> _Exercise instructions_
Reproduce every line of the records below verbatim.

> _Records_
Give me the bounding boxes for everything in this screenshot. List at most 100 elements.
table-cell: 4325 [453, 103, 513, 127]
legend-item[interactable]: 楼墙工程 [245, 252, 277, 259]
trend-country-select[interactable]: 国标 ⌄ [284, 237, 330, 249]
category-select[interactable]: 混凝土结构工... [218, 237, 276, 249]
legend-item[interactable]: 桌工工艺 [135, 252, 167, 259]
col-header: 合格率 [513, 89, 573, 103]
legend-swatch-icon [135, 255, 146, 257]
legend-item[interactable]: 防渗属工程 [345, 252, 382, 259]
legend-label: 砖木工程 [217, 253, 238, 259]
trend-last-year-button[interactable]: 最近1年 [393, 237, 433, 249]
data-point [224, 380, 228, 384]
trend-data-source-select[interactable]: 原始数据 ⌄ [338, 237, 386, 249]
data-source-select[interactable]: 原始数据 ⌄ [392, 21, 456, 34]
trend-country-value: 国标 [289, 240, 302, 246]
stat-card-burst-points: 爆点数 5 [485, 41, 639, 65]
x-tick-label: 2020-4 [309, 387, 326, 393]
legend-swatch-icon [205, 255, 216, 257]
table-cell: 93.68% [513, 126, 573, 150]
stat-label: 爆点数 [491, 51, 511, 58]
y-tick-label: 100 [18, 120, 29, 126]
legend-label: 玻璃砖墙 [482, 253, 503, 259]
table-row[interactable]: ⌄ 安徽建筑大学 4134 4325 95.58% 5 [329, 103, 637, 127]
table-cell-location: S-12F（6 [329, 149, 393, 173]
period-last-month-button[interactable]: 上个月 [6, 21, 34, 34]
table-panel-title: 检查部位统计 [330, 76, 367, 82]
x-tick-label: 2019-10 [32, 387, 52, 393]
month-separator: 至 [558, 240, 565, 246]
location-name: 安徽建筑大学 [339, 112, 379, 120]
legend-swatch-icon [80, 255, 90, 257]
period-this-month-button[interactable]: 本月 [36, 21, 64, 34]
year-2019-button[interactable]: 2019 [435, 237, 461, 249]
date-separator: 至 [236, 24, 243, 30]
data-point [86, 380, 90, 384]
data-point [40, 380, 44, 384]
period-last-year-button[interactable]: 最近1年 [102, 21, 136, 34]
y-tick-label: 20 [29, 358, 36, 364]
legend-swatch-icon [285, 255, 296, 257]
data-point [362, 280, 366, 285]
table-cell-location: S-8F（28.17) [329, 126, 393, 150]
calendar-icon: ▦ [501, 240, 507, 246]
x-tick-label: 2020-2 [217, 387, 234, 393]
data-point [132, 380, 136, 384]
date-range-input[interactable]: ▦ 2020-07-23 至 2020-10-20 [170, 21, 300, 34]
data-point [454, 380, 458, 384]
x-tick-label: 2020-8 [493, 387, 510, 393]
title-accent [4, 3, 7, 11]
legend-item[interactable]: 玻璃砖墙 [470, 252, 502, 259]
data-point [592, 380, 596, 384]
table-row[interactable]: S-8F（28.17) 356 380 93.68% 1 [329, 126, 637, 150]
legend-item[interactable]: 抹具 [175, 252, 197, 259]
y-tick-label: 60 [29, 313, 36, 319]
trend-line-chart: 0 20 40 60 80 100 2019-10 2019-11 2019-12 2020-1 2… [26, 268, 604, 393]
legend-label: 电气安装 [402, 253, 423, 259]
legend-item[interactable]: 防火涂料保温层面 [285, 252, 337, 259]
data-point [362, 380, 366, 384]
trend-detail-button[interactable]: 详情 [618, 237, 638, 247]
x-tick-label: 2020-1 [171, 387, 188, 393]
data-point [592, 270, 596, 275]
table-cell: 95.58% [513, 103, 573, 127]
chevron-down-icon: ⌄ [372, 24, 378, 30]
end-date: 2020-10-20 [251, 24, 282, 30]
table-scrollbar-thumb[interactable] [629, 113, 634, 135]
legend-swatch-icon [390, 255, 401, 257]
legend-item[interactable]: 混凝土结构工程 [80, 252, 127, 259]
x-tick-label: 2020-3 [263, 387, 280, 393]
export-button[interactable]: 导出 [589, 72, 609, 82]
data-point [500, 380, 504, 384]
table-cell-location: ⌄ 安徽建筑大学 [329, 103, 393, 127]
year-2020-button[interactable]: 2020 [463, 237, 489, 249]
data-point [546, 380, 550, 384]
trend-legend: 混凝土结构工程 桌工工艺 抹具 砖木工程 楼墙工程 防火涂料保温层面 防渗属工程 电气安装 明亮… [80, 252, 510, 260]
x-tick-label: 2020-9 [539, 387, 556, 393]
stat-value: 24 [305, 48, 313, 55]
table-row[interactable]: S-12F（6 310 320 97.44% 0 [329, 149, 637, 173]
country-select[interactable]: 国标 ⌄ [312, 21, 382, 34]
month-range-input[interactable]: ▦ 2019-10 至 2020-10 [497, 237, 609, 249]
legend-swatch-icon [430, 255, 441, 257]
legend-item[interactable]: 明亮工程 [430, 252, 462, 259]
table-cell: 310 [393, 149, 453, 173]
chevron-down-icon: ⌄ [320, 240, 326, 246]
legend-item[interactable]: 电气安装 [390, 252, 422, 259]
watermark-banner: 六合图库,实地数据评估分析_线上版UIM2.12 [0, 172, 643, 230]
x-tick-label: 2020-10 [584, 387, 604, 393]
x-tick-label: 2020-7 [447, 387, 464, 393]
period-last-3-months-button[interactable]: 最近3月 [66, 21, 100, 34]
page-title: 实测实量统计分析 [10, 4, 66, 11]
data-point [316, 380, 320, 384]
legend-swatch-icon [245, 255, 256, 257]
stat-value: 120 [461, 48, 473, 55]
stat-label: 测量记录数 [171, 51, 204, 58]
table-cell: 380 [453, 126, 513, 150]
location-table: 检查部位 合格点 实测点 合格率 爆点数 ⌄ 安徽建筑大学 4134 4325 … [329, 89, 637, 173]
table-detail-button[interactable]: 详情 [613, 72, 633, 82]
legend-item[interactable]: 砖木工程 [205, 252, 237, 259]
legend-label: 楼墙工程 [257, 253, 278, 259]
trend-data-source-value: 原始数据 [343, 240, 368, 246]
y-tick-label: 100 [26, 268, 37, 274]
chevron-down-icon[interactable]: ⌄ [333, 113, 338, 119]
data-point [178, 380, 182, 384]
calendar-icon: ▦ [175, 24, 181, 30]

> _Expected answer_
Give me the bounding boxes for everything in this screenshot. List at most 100 elements.
table-cell: 4325 [453, 103, 513, 127]
legend-item[interactable]: 楼墙工程 [245, 252, 277, 259]
trend-country-select[interactable]: 国标 ⌄ [284, 237, 330, 249]
category-select[interactable]: 混凝土结构工... [218, 237, 276, 249]
legend-item[interactable]: 桌工工艺 [135, 252, 167, 259]
col-header: 合格率 [513, 89, 573, 103]
legend-swatch-icon [135, 255, 146, 257]
legend-item[interactable]: 防渗属工程 [345, 252, 382, 259]
legend-label: 砖木工程 [217, 253, 238, 259]
trend-last-year-button[interactable]: 最近1年 [393, 237, 433, 249]
data-point [224, 380, 228, 384]
trend-data-source-select[interactable]: 原始数据 ⌄ [338, 237, 386, 249]
data-source-select[interactable]: 原始数据 ⌄ [392, 21, 456, 34]
trend-country-value: 国标 [289, 240, 302, 246]
stat-card-burst-points: 爆点数 5 [485, 41, 639, 65]
x-tick-label: 2020-4 [309, 387, 326, 393]
legend-swatch-icon [205, 255, 216, 257]
table-cell: 93.68% [513, 126, 573, 150]
stat-label: 爆点数 [491, 51, 511, 58]
y-tick-label: 100 [18, 120, 29, 126]
legend-label: 玻璃砖墙 [482, 253, 503, 259]
table-row[interactable]: ⌄ 安徽建筑大学 4134 4325 95.58% 5 [329, 103, 637, 127]
table-cell-location: S-12F（6 [329, 149, 393, 173]
period-last-month-button[interactable]: 上个月 [6, 21, 34, 34]
table-panel-title: 检查部位统计 [330, 76, 367, 82]
x-tick-label: 2019-10 [32, 387, 52, 393]
month-separator: 至 [558, 240, 565, 246]
location-name: 安徽建筑大学 [339, 112, 379, 120]
legend-swatch-icon [80, 255, 90, 257]
period-this-month-button[interactable]: 本月 [36, 21, 64, 34]
year-2019-button[interactable]: 2019 [435, 237, 461, 249]
date-separator: 至 [236, 24, 243, 30]
data-point [86, 380, 90, 384]
data-point [40, 380, 44, 384]
period-last-year-button[interactable]: 最近1年 [102, 21, 136, 34]
y-tick-label: 20 [29, 358, 36, 364]
legend-swatch-icon [285, 255, 296, 257]
data-point [362, 280, 366, 285]
table-cell-location: S-8F（28.17) [329, 126, 393, 150]
calendar-icon: ▦ [501, 240, 507, 246]
x-tick-label: 2020-2 [217, 387, 234, 393]
data-point [132, 380, 136, 384]
date-range-input[interactable]: ▦ 2020-07-23 至 2020-10-20 [170, 21, 300, 34]
data-point [454, 380, 458, 384]
x-tick-label: 2020-8 [493, 387, 510, 393]
title-accent [4, 3, 7, 11]
legend-item[interactable]: 玻璃砖墙 [470, 252, 502, 259]
data-point [592, 380, 596, 384]
table-row[interactable]: S-8F（28.17) 356 380 93.68% 1 [329, 126, 637, 150]
legend-item[interactable]: 抹具 [175, 252, 197, 259]
y-tick-label: 60 [29, 313, 36, 319]
trend-line-chart: 0 20 40 60 80 100 2019-10 2019-11 2019-12 2020-1 2… [26, 268, 604, 393]
legend-label: 电气安装 [402, 253, 423, 259]
legend-item[interactable]: 防火涂料保温层面 [285, 252, 337, 259]
data-point [362, 380, 366, 384]
trend-detail-button[interactable]: 详情 [618, 237, 638, 247]
x-tick-label: 2020-1 [171, 387, 188, 393]
data-point [592, 270, 596, 275]
table-cell: 95.58% [513, 103, 573, 127]
chevron-down-icon: ⌄ [372, 24, 378, 30]
end-date: 2020-10-20 [251, 24, 282, 30]
table-scrollbar-thumb[interactable] [629, 113, 634, 135]
legend-swatch-icon [390, 255, 401, 257]
legend-item[interactable]: 混凝土结构工程 [80, 252, 127, 259]
x-tick-label: 2020-3 [263, 387, 280, 393]
export-button[interactable]: 导出 [589, 72, 609, 82]
data-point [500, 380, 504, 384]
table-cell-location: ⌄ 安徽建筑大学 [329, 103, 393, 127]
year-2020-button[interactable]: 2020 [463, 237, 489, 249]
data-point [546, 380, 550, 384]
trend-legend: 混凝土结构工程 桌工工艺 抹具 砖木工程 楼墙工程 防火涂料保温层面 防渗属工程 电气安装 明亮… [80, 252, 510, 260]
x-tick-label: 2020-9 [539, 387, 556, 393]
stat-value: 24 [305, 48, 313, 55]
table-row[interactable]: S-12F（6 310 320 97.44% 0 [329, 149, 637, 173]
country-select[interactable]: 国标 ⌄ [312, 21, 382, 34]
month-range-input[interactable]: ▦ 2019-10 至 2020-10 [497, 237, 609, 249]
legend-swatch-icon [430, 255, 441, 257]
legend-item[interactable]: 明亮工程 [430, 252, 462, 259]
table-cell: 310 [393, 149, 453, 173]
chevron-down-icon: ⌄ [320, 240, 326, 246]
legend-item[interactable]: 电气安装 [390, 252, 422, 259]
watermark-banner: 六合图库,实地数据评估分析_线上版UIM2.12 [0, 172, 643, 230]
x-tick-label: 2020-10 [584, 387, 604, 393]
x-tick-label: 2020-7 [447, 387, 464, 393]
period-last-3-months-button[interactable]: 最近3月 [66, 21, 100, 34]
page-title: 实测实量统计分析 [10, 4, 66, 11]
data-point [316, 380, 320, 384]
legend-swatch-icon [245, 255, 256, 257]
stat-value: 120 [461, 48, 473, 55]
stat-label: 测量记录数 [171, 51, 204, 58]
table-cell: 380 [453, 126, 513, 150]
location-table: 检查部位 合格点 实测点 合格率 爆点数 ⌄ 安徽建筑大学 4134 4325 … [329, 89, 637, 173]
table-detail-button[interactable]: 详情 [613, 72, 633, 82]
legend-item[interactable]: 砖木工程 [205, 252, 237, 259]
legend-label: 楼墙工程 [257, 253, 278, 259]
trend-data-source-value: 原始数据 [343, 240, 368, 246]
y-tick-label: 100 [26, 268, 37, 274]
chevron-down-icon[interactable]: ⌄ [333, 113, 338, 119]
data-point [178, 380, 182, 384]
calendar-icon: ▦ [175, 24, 181, 30]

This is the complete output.